### DATA SUPPLIED ###
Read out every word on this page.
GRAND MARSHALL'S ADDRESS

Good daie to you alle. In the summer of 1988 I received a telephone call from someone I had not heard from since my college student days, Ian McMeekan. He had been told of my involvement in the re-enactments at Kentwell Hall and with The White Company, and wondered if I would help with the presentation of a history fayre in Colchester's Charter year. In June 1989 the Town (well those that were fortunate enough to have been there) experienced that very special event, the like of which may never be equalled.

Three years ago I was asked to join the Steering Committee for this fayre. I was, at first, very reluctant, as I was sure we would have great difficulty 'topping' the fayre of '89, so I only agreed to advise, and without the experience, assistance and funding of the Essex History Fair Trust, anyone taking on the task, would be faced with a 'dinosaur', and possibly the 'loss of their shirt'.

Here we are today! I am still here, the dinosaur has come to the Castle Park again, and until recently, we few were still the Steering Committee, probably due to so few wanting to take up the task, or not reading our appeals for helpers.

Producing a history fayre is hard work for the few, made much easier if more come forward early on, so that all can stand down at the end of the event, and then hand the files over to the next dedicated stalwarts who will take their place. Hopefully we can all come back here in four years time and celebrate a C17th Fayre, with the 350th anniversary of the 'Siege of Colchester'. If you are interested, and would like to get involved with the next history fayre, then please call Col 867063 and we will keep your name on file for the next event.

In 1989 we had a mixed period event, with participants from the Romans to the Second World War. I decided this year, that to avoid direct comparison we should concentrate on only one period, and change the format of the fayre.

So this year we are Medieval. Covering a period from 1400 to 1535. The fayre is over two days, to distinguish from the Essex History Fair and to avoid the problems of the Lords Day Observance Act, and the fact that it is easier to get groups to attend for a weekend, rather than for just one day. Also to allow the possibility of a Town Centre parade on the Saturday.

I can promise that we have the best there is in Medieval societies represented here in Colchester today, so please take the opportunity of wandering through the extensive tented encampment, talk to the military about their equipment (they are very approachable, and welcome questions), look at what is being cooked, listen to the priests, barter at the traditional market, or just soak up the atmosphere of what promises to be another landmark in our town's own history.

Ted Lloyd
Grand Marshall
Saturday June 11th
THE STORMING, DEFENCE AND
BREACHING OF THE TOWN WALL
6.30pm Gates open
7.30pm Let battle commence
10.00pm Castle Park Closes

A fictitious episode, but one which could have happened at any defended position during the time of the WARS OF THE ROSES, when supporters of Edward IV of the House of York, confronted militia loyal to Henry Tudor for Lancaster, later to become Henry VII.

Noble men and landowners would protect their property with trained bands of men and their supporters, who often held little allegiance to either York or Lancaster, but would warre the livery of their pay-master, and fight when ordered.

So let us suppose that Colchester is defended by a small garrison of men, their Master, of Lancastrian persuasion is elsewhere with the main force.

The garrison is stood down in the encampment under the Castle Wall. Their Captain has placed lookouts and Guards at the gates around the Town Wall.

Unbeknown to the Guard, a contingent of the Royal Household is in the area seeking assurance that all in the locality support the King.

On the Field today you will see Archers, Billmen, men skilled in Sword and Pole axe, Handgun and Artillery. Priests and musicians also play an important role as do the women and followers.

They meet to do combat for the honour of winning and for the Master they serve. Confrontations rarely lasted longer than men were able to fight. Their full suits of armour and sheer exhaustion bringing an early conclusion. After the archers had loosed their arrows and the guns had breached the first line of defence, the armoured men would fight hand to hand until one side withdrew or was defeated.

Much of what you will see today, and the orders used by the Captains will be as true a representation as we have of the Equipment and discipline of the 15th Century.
###
### DATA SUPPLIED ###
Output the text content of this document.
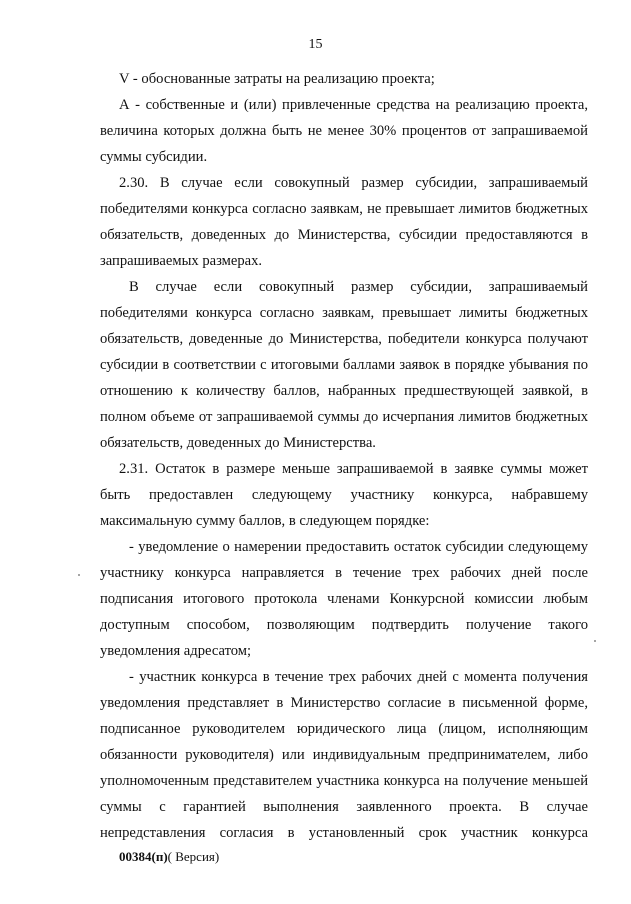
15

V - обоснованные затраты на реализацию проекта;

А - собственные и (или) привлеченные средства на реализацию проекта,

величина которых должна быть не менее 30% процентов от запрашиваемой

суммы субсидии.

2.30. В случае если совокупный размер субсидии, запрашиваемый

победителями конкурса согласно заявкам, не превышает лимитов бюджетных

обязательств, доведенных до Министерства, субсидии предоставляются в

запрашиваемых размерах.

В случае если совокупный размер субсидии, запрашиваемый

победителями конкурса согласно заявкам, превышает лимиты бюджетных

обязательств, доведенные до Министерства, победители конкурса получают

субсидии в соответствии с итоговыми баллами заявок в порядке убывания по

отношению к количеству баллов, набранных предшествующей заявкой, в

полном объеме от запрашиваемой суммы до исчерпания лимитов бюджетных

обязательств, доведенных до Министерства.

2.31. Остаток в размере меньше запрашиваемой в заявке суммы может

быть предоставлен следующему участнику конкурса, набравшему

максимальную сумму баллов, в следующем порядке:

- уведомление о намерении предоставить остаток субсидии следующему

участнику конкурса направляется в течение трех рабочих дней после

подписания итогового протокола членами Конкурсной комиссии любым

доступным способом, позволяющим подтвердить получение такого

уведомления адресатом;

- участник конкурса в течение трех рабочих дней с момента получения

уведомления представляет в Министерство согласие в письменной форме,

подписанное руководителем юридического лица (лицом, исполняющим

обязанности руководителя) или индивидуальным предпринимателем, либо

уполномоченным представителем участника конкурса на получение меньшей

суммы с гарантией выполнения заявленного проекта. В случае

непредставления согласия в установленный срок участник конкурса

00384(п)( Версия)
###
→ **EXERCISE OBJECTIVE**: From the listing, copy every line where the string "defended" appears.

→ **ANSWER TO THE PROBLEM**:
A fictitious episode, but one which could have happened at any defended position during the time of the WARS OF THE ROSES, when supporters of Edward IV of the House of York, confronted militia loyal to Henry Tudor for Lancaster, later to become Henry VII.
So let us suppose that Colchester is defended by a small garrison of men, their Master, of Lancastrian persuasion is elsewhere with the main force.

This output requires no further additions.